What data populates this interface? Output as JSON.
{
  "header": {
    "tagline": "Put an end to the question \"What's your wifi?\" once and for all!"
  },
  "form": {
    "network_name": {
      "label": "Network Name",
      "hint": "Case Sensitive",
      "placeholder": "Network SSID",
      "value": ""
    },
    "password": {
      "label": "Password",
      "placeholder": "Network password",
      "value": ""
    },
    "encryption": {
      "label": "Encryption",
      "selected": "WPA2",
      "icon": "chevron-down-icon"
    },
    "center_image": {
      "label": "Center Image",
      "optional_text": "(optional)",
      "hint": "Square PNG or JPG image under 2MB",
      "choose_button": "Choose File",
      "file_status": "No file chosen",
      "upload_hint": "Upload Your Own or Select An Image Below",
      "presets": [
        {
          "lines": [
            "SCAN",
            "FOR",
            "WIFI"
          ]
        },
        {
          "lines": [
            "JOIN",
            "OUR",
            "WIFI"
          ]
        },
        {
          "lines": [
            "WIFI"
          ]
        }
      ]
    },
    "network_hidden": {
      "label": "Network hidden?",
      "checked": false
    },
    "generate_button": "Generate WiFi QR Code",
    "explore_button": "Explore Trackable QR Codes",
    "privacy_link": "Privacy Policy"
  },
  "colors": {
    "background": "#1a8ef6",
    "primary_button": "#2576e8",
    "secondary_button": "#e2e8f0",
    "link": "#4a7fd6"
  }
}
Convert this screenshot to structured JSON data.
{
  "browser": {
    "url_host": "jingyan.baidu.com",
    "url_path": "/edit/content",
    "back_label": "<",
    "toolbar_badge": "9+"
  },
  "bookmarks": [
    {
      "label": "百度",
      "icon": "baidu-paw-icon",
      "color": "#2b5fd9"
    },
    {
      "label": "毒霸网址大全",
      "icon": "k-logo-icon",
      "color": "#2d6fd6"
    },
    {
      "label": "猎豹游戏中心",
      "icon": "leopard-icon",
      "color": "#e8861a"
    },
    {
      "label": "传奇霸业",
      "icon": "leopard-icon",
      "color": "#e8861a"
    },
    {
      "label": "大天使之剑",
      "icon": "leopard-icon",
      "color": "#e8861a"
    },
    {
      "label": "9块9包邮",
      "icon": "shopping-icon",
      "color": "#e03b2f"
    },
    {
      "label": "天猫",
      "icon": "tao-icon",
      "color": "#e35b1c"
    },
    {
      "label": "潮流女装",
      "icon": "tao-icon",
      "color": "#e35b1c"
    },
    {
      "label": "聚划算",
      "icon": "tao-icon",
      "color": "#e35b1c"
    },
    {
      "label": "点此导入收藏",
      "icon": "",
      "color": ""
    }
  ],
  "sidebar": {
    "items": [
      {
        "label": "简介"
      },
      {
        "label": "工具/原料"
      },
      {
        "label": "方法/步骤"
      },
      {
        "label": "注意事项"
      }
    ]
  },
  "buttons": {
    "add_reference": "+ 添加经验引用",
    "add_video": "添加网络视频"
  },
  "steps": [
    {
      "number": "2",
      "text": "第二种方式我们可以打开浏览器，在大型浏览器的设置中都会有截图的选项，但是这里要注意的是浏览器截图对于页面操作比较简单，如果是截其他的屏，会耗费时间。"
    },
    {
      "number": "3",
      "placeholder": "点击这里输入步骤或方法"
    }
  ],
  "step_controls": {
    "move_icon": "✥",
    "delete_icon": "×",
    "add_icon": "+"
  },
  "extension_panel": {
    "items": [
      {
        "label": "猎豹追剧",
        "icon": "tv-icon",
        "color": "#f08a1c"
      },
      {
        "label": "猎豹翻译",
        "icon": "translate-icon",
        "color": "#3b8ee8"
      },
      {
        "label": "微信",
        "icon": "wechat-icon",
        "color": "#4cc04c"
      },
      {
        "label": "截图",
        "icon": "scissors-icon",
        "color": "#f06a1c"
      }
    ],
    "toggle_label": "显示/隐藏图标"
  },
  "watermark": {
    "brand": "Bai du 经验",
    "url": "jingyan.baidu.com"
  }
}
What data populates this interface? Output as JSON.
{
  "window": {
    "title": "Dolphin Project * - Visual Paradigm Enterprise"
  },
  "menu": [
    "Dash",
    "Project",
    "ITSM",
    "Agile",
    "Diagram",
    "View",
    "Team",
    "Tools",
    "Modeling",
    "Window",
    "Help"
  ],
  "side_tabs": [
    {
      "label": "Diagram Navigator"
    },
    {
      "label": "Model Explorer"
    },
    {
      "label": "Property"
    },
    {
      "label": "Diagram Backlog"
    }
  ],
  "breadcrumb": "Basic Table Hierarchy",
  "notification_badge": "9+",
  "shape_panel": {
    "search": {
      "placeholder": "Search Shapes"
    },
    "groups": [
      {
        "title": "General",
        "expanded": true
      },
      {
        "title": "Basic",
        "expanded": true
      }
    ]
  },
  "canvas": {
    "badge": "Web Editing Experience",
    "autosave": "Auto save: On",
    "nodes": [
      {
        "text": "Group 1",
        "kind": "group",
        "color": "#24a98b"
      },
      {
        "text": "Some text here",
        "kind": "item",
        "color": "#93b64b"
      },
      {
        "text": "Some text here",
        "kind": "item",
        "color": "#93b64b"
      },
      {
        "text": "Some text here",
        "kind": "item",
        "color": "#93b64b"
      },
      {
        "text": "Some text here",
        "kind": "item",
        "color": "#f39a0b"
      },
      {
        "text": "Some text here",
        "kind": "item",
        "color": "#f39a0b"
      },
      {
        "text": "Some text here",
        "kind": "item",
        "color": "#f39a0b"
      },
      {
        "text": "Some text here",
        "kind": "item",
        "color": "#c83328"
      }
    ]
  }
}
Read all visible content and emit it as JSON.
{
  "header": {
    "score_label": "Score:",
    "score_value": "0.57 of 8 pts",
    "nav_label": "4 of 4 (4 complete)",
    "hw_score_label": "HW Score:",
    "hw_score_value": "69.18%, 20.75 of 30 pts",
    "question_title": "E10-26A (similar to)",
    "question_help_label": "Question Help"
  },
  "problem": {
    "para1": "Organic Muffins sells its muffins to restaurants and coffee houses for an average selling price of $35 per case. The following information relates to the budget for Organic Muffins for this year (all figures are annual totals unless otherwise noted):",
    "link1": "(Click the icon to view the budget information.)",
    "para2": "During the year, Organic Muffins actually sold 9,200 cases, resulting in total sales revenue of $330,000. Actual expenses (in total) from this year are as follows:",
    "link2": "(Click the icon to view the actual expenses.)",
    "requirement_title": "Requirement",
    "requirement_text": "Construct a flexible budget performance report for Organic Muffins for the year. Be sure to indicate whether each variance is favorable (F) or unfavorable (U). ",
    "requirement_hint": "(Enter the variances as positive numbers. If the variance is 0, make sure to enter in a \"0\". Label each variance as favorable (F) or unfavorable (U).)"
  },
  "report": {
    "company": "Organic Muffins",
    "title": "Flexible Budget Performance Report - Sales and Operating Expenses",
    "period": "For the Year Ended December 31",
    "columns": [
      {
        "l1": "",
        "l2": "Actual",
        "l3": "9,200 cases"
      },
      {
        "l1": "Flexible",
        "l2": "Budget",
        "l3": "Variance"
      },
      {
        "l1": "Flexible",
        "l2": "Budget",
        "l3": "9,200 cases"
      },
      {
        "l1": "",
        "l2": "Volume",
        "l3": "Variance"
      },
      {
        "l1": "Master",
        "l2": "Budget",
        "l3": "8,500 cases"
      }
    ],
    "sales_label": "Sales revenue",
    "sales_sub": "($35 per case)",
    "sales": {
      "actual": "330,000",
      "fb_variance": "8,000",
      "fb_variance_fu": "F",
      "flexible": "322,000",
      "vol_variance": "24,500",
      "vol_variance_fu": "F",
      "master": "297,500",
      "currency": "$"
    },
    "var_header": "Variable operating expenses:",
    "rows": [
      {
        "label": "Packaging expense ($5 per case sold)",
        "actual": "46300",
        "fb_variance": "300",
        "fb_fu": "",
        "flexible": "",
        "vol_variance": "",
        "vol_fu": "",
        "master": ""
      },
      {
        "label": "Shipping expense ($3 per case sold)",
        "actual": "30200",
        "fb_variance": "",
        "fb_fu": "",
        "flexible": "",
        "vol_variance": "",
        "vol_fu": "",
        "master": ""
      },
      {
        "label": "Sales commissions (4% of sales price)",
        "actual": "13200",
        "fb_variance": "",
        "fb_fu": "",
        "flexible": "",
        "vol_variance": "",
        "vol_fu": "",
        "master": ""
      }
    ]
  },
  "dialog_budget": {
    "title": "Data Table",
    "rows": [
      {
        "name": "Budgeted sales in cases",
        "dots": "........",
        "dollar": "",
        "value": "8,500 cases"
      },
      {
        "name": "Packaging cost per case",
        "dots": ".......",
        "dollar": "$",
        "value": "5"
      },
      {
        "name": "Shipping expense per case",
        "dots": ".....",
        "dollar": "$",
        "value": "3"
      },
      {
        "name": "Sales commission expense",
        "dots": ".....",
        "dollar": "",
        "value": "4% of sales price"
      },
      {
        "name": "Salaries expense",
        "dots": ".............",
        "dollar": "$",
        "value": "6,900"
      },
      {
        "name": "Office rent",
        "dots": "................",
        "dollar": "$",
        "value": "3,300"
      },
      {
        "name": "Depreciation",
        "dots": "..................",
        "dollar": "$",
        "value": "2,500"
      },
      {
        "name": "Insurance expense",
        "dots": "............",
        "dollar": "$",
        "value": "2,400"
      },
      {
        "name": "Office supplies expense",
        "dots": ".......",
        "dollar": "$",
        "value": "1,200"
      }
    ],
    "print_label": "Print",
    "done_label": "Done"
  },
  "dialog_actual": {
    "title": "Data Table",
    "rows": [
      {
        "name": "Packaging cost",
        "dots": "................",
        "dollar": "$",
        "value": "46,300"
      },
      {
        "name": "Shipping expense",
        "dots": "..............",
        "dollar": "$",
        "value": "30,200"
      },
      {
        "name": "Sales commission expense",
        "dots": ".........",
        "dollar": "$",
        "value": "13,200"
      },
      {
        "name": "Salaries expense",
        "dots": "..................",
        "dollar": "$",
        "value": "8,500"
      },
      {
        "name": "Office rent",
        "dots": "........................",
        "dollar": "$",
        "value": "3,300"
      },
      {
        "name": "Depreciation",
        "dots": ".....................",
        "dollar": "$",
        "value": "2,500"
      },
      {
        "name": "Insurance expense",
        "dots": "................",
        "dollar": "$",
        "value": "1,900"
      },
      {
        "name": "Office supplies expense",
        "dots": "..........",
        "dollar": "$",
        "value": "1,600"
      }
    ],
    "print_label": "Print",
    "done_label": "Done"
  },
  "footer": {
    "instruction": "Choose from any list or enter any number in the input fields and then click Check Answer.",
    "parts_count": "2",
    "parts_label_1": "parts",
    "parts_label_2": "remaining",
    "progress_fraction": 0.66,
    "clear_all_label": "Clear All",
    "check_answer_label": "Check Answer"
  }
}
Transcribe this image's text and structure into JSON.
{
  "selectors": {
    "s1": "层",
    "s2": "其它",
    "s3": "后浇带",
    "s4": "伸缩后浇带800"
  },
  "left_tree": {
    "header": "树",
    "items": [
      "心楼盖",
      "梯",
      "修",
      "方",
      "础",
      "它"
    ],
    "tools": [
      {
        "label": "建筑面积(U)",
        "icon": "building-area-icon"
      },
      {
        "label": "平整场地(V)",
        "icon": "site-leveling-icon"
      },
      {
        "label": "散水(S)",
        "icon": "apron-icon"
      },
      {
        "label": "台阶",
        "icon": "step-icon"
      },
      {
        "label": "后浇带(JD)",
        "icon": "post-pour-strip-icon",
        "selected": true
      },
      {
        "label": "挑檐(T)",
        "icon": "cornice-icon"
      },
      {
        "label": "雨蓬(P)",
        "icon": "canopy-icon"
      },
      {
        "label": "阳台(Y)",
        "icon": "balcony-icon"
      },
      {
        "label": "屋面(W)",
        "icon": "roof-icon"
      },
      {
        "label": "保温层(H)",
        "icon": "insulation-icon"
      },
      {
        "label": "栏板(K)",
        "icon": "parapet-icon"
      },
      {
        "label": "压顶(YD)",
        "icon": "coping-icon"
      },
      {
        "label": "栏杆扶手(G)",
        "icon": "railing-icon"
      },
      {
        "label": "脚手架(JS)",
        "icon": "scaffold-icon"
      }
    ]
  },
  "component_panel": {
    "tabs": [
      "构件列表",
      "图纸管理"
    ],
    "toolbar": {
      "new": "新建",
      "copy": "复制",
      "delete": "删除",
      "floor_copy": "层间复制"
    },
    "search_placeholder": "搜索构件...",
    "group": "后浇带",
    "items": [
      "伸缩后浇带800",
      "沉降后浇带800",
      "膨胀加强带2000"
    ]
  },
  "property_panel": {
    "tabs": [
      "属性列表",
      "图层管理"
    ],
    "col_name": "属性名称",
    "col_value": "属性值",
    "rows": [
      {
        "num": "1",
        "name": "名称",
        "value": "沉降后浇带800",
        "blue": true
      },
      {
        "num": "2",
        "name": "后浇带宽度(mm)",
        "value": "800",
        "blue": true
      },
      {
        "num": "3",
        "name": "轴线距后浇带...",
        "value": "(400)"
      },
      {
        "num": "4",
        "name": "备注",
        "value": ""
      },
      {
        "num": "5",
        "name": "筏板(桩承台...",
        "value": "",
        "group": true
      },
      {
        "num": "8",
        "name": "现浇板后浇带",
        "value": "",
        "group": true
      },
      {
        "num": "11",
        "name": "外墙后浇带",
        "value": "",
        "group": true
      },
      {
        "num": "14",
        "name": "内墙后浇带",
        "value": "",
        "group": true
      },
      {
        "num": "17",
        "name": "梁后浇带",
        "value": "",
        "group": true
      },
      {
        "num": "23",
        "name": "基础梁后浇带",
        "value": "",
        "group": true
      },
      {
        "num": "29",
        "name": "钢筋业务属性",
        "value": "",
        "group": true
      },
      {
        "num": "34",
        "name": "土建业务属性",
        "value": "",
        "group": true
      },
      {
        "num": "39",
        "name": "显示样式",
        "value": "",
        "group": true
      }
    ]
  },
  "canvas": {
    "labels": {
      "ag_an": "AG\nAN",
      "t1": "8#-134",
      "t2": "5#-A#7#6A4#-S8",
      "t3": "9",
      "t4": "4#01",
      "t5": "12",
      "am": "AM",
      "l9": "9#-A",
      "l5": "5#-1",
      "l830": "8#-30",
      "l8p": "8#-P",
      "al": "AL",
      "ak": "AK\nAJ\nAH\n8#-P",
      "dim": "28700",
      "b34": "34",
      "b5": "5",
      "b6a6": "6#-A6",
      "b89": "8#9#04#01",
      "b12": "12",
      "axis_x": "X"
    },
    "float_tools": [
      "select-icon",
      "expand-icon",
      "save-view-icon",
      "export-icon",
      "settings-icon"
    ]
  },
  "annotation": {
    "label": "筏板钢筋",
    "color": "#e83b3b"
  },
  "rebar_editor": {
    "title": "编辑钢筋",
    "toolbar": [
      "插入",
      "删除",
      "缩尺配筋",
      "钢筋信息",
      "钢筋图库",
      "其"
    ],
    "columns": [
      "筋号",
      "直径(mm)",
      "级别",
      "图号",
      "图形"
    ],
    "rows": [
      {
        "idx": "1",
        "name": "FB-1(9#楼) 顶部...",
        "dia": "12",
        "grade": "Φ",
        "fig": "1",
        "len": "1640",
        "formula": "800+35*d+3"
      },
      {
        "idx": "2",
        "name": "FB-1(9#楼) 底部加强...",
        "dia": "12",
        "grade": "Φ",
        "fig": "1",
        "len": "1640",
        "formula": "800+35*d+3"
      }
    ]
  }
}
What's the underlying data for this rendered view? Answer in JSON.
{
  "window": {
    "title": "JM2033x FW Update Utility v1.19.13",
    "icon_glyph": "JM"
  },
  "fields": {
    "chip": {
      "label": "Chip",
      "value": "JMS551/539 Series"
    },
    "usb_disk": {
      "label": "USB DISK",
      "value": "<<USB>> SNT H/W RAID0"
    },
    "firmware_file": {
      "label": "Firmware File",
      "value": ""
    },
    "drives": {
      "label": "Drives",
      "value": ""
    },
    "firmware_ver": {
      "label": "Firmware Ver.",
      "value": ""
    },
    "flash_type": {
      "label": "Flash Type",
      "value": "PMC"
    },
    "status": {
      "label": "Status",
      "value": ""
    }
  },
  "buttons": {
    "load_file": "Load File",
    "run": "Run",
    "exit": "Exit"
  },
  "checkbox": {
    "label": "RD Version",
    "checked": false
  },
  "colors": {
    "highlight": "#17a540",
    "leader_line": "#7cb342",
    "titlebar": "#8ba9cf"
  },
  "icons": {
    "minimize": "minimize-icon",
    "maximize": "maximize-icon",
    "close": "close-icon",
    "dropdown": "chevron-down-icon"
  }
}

══════════

> _Goal of the exercise_: Pull out all lines from the listing that contain the string "favorable".

> _Task answer_:
    "requirement_text": "Construct a flexible budget performance report for Organic Muffins for the year. Be sure to indicate whether each variance is favorable (F) or unfavorable (U). ",
    "requirement_hint": "(Enter the variances as positive numbers. If the variance is 0, make sure to enter in a \"0\". Label each variance as favorable (F) or unfavorable (U).)"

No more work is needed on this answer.